──────── Data supplied ────────

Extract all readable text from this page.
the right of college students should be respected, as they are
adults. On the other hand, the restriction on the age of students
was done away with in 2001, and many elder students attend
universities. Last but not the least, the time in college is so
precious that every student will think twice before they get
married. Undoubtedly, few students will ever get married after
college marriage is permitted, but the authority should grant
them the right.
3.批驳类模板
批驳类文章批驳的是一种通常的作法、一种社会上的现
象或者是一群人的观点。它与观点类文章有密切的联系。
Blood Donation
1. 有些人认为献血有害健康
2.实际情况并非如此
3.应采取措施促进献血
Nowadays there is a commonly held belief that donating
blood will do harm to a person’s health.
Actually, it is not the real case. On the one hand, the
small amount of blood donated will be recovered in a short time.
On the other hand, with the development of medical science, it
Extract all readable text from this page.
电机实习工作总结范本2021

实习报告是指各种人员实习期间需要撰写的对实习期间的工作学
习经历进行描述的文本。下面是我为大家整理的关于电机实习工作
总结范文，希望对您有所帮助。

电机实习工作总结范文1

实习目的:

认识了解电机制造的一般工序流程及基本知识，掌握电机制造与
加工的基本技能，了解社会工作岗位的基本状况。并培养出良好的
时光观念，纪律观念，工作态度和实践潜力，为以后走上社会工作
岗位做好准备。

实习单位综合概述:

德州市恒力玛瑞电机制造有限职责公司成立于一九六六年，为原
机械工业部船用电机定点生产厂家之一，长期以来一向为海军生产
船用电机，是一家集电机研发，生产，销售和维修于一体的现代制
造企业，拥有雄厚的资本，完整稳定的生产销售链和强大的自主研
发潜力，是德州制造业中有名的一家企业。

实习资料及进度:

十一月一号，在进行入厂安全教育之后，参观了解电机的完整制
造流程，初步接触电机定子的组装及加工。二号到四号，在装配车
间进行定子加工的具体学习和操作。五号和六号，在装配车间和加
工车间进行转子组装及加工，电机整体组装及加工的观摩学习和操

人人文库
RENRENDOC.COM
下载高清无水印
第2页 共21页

────────

◆ **What to do**
Show every line in the records above that contains the word "students".

◆ **Correct output**
the right of college students should be respected, as they are
adults. On the other hand, the restriction on the age of students
was done away with in 2001, and many elder students attend
married. Undoubtedly, few students will ever get married after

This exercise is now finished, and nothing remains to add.